* Begin Extracted entries *

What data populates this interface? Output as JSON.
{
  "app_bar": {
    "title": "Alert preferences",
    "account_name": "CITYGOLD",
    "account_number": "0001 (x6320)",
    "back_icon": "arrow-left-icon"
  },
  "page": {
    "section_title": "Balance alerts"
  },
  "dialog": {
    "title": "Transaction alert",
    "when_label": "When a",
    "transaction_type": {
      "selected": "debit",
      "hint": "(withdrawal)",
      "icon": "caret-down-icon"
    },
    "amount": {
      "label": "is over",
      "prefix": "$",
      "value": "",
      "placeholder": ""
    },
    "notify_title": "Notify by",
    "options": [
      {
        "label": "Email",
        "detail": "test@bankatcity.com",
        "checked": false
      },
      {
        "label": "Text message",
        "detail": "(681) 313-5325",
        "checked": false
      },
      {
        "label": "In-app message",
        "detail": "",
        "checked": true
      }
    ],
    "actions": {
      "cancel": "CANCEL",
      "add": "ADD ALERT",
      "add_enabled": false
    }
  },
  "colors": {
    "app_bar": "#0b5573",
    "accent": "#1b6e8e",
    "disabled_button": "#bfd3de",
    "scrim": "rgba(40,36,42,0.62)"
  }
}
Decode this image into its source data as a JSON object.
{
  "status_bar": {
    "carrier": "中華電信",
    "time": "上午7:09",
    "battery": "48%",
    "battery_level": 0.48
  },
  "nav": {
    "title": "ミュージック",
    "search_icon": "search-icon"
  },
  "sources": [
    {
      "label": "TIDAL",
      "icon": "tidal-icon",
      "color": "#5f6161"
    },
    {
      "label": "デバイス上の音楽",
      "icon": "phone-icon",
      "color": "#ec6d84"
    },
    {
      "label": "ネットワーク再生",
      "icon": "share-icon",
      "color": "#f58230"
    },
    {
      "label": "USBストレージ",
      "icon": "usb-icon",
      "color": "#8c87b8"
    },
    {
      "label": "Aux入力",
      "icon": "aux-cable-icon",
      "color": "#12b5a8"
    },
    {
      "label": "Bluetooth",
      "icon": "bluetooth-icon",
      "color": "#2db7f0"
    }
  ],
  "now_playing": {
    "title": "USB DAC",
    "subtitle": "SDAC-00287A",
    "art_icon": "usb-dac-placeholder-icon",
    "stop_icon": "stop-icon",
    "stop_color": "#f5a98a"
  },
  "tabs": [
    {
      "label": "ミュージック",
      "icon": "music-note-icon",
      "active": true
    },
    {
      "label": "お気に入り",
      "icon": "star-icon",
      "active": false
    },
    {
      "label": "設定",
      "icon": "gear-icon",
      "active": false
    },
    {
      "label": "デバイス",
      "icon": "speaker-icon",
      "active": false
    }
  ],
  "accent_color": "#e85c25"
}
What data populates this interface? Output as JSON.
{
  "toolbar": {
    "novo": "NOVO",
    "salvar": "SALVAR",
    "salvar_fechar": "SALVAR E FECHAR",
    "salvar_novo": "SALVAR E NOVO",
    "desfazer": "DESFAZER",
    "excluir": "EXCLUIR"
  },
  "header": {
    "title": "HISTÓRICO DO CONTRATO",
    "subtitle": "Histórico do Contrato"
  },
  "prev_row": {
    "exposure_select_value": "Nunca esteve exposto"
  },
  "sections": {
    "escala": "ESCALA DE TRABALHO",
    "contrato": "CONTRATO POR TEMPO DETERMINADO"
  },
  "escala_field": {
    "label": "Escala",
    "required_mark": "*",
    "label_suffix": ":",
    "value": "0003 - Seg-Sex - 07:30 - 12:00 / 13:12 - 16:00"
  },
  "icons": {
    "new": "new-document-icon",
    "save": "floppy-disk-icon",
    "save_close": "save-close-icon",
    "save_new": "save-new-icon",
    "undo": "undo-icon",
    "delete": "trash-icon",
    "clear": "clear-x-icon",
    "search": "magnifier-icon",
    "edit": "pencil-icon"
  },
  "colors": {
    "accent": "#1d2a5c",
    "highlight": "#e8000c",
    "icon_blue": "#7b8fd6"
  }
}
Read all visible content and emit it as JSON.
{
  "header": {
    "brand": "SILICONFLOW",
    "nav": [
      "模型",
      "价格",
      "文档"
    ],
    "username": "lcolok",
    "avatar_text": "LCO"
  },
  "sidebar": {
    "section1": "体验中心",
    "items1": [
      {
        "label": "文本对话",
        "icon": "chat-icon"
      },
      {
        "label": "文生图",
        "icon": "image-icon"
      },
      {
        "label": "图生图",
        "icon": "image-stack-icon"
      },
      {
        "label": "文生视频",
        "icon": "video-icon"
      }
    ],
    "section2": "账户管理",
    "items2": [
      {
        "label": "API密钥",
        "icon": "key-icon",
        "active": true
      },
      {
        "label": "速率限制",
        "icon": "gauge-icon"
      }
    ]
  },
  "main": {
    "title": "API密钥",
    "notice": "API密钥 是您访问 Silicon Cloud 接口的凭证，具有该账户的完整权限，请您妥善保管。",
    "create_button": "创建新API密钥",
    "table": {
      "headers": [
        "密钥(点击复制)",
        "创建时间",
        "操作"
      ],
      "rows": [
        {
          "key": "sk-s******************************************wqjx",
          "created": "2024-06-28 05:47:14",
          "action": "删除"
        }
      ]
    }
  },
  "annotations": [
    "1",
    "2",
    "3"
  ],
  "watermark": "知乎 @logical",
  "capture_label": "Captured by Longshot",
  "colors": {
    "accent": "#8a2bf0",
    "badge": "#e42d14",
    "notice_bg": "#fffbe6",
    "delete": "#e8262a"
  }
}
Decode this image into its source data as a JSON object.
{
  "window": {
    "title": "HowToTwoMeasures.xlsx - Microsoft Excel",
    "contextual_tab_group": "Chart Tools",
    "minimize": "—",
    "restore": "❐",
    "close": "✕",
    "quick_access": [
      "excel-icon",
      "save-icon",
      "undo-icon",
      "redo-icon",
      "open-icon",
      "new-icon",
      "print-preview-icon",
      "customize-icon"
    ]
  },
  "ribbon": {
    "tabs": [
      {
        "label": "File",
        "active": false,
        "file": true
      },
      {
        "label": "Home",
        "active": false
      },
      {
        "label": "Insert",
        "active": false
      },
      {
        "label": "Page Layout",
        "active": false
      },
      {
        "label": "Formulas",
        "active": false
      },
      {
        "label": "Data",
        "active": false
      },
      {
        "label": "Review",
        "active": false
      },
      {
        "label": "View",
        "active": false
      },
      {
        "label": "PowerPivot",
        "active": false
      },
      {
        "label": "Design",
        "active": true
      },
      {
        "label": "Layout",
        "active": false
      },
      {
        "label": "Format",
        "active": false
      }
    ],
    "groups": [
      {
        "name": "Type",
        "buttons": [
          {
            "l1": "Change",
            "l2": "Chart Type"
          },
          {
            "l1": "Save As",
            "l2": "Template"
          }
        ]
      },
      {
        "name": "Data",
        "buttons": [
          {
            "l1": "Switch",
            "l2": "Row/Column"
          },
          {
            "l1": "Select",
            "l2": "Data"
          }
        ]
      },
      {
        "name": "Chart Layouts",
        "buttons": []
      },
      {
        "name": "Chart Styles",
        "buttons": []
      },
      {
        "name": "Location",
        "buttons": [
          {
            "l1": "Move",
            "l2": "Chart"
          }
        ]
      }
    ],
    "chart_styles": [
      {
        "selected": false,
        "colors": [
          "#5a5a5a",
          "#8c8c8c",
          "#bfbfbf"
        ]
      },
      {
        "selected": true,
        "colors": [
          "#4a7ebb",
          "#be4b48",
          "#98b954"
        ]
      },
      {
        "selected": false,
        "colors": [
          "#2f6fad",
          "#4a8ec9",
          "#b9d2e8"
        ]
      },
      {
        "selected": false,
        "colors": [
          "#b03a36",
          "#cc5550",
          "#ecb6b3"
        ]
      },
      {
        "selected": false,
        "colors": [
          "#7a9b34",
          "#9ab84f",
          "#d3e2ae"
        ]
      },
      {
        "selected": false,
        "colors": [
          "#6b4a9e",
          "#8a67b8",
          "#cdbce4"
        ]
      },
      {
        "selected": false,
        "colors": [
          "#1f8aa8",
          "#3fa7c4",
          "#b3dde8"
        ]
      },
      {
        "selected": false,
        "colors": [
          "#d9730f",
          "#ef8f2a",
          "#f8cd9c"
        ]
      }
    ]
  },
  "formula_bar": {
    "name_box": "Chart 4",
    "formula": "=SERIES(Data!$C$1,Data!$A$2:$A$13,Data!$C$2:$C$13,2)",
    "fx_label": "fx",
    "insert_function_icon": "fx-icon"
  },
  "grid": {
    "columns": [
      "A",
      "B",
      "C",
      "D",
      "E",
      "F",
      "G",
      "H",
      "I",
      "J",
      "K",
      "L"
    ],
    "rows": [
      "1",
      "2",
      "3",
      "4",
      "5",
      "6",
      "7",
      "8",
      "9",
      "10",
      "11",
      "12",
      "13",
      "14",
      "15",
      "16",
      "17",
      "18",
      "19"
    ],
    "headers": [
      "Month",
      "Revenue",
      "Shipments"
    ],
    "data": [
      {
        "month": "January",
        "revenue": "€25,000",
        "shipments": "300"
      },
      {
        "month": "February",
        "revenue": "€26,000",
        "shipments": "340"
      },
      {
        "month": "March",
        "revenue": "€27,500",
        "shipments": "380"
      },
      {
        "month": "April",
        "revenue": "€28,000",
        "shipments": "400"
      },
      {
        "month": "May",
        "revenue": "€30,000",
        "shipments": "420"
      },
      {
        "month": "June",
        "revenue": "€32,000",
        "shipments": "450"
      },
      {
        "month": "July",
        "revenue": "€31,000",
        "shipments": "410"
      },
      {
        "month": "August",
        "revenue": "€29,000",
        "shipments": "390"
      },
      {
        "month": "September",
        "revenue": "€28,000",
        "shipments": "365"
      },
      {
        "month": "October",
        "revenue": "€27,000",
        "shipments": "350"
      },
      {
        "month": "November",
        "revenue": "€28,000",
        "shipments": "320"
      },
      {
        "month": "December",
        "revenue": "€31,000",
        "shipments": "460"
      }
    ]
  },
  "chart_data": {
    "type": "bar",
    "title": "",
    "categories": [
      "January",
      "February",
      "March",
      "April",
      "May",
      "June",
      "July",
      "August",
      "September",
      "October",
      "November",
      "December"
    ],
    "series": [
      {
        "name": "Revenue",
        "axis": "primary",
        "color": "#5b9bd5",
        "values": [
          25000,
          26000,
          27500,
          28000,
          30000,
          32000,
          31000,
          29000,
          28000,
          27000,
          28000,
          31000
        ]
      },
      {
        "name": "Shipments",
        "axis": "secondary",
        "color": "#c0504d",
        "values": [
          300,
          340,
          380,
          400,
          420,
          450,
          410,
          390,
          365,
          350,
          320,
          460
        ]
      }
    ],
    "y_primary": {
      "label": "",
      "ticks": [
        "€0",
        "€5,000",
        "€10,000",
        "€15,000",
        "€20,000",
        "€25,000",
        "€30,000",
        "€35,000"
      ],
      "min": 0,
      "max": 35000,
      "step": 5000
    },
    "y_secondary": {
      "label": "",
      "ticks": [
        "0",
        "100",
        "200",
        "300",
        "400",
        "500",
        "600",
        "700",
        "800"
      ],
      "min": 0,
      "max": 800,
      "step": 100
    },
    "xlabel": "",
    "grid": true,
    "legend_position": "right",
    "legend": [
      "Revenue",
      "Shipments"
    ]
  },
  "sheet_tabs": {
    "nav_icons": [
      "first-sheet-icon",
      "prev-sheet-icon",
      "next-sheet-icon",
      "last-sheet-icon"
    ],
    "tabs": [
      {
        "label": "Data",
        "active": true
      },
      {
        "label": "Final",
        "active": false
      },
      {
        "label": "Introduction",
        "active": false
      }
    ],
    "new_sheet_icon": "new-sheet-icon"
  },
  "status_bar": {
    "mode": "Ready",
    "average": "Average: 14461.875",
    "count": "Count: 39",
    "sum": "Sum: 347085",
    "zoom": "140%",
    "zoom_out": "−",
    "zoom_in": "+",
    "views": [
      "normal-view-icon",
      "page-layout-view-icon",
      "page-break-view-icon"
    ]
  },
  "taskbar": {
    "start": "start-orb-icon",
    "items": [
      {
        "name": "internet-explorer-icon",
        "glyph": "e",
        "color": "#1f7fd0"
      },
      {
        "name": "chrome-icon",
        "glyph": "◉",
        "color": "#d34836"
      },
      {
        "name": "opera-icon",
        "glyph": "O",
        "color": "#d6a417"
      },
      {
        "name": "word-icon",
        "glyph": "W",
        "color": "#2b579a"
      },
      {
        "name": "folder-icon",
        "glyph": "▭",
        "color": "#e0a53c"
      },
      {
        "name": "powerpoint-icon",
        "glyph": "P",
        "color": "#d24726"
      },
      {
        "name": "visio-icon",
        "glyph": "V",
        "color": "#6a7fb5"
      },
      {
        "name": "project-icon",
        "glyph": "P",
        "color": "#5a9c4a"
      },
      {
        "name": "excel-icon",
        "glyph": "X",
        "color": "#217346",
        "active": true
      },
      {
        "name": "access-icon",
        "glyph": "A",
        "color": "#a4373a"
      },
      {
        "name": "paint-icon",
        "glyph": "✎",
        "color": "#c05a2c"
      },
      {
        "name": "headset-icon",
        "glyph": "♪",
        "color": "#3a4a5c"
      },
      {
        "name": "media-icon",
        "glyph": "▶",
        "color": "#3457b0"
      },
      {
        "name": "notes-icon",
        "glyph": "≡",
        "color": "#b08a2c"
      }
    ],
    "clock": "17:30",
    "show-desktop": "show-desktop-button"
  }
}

* End Extracted entries *

(Work required) Count up every line above that has the word "placeholder" in it; answer with the number alone.

(Answer) 2